* **TASK DATA**:
======
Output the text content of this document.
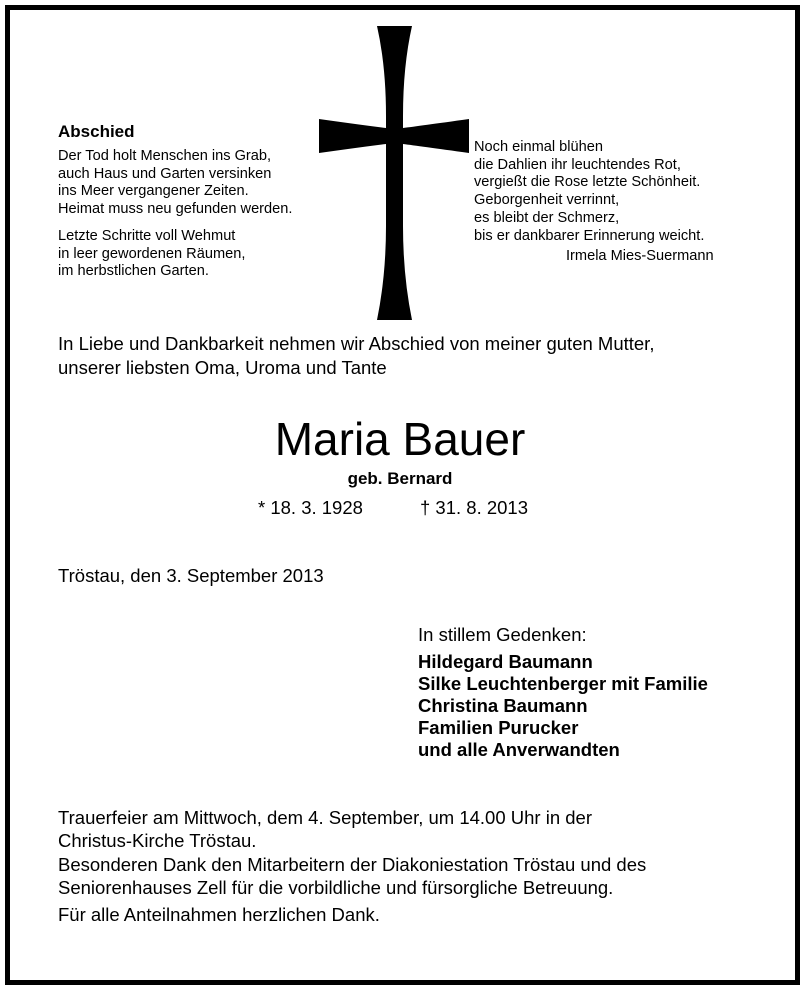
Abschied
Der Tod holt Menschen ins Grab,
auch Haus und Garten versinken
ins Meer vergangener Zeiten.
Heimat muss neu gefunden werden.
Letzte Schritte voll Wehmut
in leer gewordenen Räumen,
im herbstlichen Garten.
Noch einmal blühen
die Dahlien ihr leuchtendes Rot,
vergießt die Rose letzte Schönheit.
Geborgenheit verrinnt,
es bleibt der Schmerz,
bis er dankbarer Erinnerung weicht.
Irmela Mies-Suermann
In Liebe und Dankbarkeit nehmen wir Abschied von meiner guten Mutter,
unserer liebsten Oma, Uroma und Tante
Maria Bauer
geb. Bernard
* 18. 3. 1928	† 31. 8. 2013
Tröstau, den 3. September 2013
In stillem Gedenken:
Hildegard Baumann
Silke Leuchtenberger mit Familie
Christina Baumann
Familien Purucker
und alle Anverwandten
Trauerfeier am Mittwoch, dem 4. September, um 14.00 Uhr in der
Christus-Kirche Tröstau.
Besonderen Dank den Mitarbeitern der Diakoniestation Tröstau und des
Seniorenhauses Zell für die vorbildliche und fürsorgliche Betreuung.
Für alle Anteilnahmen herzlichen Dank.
======
* **INSTRUCTION**: Using the listing above, locate the lines that hold "Tröstau" and copy each one.

* **RESULT**:
Tröstau, den 3. September 2013
Christus-Kirche Tröstau.
Besonderen Dank den Mitarbeitern der Diakoniestation Tröstau und des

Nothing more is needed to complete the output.